■ What to produce
Answer with one number: the count of lines in this material that hold the word "document".

******************************

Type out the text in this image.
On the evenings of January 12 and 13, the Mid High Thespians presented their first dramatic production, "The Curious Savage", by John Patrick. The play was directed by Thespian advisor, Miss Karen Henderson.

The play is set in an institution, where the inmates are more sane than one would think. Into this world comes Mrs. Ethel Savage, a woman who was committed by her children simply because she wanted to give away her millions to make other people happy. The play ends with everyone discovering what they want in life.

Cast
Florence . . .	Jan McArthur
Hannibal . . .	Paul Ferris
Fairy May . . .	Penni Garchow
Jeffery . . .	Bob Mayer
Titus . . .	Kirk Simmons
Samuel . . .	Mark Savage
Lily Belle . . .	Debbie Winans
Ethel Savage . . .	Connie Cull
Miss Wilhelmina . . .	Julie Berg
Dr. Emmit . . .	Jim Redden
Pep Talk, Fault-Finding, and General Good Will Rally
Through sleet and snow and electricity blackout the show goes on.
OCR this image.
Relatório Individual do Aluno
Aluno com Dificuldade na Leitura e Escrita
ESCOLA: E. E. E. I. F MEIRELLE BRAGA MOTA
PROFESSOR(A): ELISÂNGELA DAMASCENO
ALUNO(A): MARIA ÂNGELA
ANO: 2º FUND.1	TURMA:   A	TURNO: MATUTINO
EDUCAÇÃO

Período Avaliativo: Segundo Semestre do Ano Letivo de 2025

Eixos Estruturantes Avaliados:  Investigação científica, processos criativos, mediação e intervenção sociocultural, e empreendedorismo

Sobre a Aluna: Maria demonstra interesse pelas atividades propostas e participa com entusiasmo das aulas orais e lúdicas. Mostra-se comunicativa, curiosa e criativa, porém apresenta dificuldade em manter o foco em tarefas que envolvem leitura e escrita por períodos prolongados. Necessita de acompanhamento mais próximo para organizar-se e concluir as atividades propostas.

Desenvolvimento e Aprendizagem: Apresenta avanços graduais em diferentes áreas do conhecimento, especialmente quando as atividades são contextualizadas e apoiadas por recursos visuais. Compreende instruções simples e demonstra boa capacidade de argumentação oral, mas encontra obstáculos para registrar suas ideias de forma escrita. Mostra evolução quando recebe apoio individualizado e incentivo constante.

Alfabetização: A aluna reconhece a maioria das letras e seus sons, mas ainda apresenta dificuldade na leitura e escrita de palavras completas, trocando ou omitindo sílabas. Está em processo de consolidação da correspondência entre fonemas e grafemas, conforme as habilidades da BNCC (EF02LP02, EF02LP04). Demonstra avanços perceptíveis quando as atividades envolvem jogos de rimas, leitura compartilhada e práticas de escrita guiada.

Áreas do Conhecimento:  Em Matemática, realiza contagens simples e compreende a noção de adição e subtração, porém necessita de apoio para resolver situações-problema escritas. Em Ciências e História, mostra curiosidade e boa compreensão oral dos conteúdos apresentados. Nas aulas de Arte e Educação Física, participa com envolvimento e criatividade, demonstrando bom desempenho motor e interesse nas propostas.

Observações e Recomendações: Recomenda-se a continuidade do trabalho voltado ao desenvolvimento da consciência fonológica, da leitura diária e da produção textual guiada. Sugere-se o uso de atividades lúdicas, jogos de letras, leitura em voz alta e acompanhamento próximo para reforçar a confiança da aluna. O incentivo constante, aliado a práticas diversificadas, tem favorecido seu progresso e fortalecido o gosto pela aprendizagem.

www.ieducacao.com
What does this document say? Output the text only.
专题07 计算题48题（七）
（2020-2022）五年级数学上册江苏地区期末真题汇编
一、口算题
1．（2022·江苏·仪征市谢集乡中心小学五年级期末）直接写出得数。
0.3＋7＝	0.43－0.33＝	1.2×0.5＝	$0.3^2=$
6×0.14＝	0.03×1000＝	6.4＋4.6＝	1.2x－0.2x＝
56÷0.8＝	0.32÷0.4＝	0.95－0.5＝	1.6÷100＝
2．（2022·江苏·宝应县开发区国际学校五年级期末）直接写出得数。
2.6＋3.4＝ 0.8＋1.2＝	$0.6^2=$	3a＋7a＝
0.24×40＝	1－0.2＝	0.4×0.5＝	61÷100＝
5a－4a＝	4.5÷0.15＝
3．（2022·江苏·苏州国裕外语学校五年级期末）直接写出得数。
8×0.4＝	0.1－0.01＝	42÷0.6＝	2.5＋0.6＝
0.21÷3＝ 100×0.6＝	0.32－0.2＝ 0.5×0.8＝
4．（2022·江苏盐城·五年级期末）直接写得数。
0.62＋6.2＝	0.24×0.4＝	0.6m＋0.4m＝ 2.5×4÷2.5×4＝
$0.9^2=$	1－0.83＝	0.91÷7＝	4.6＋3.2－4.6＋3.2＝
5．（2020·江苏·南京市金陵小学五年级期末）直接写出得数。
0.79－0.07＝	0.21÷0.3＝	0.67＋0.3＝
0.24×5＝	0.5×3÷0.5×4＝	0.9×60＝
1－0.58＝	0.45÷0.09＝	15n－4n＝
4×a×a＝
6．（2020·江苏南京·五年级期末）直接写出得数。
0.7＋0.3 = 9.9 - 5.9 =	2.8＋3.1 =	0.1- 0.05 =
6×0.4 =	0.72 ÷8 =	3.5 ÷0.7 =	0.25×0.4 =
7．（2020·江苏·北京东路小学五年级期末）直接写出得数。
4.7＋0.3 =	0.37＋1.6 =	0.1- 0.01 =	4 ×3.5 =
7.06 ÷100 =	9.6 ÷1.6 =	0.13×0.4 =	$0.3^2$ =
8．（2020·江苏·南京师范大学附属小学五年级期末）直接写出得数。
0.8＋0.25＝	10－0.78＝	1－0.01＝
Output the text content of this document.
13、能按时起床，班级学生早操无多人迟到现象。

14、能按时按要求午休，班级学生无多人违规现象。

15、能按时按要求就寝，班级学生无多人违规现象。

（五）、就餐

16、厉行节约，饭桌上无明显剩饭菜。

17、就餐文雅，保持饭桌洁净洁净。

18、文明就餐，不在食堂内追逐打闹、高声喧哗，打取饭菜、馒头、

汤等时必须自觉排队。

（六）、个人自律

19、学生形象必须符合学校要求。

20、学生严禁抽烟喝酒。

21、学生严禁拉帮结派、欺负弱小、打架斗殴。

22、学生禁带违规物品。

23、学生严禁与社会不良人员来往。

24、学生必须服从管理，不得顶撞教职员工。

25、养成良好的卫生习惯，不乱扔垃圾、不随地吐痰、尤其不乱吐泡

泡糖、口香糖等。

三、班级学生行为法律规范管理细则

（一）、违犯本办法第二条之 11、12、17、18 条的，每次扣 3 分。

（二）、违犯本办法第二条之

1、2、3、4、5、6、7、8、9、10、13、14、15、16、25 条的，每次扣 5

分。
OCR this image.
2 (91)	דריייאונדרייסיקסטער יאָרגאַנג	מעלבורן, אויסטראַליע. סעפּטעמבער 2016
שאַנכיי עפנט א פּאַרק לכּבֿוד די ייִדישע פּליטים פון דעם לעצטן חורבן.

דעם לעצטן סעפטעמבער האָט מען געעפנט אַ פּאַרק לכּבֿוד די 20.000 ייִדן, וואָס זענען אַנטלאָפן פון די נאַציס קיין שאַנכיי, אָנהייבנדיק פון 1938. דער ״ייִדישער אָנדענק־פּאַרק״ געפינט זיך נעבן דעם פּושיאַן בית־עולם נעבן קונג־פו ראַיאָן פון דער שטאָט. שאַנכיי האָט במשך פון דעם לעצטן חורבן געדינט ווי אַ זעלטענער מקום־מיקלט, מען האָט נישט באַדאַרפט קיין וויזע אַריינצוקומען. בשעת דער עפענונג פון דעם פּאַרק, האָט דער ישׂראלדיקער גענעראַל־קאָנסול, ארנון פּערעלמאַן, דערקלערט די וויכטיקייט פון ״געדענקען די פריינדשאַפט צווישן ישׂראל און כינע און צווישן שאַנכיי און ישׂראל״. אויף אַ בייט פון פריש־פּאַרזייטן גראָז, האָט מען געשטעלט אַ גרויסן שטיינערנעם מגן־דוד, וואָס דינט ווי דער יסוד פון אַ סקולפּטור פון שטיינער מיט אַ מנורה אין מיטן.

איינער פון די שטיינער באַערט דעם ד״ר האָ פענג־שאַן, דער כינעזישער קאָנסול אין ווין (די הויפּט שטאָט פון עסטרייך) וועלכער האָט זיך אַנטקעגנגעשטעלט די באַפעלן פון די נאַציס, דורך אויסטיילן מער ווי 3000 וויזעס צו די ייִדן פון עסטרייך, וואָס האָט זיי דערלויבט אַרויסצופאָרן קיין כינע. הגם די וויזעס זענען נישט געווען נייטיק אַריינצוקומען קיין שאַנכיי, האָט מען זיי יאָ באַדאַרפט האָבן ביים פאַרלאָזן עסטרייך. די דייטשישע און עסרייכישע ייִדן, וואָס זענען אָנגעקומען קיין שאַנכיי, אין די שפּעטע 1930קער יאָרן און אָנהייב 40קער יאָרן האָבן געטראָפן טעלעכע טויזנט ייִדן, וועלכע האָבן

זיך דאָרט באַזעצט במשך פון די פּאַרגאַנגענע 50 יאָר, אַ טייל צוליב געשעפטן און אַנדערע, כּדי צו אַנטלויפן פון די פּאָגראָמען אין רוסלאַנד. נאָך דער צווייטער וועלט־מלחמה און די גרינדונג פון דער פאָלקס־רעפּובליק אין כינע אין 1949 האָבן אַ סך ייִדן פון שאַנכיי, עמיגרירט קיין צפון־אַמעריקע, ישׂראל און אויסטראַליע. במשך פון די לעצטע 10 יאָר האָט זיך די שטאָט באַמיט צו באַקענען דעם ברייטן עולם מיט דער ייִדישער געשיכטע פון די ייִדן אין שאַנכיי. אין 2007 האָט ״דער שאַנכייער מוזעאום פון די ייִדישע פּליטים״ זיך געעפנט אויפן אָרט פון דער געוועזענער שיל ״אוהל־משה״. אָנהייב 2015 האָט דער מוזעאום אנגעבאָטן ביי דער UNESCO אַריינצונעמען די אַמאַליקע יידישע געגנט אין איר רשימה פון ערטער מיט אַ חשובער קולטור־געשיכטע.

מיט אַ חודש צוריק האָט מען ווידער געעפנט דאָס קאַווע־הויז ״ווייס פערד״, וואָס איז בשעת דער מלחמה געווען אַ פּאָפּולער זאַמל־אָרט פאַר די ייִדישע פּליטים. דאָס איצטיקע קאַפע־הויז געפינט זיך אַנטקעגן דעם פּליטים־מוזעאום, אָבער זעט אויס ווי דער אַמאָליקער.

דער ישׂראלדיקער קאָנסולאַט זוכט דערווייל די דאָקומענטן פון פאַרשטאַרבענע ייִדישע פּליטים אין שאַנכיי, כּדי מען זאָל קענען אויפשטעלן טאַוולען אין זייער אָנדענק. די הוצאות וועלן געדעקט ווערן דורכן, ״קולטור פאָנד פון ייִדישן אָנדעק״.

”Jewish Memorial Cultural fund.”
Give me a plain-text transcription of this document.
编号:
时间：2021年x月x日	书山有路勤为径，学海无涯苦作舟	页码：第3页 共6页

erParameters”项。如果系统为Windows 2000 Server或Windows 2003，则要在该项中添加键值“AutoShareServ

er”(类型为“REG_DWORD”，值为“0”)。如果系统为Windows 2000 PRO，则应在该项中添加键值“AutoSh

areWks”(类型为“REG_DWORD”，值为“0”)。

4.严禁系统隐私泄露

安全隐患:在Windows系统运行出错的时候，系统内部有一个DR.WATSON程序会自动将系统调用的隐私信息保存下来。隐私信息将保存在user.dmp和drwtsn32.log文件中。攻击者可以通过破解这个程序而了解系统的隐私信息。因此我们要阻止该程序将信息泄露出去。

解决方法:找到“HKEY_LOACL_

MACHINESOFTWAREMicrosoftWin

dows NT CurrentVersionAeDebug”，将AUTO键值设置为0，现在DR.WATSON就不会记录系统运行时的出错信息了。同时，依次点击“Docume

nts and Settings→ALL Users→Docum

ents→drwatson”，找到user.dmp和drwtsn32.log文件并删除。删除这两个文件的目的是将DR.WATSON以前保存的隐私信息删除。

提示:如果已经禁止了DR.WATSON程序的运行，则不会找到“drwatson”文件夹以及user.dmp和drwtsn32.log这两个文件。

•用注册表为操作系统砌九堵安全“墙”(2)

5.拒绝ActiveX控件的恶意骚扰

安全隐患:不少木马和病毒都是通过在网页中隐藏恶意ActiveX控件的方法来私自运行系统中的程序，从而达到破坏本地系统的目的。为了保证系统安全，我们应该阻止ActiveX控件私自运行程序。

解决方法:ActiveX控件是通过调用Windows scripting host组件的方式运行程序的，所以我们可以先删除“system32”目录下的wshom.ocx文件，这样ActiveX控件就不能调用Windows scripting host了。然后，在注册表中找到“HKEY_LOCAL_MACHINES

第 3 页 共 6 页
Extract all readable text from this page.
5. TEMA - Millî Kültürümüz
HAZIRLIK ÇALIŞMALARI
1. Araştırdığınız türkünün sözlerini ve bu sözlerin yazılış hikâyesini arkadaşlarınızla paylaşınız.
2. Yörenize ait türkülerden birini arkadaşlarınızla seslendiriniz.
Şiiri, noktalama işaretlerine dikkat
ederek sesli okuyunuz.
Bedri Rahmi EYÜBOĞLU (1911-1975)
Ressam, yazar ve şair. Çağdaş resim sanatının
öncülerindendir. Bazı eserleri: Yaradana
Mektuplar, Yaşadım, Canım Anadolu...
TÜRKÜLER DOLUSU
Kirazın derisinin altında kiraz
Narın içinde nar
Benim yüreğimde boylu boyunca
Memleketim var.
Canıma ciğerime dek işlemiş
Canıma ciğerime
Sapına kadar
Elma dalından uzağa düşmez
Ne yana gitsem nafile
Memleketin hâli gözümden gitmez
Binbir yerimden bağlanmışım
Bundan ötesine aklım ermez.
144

******************************

■ Written solution
3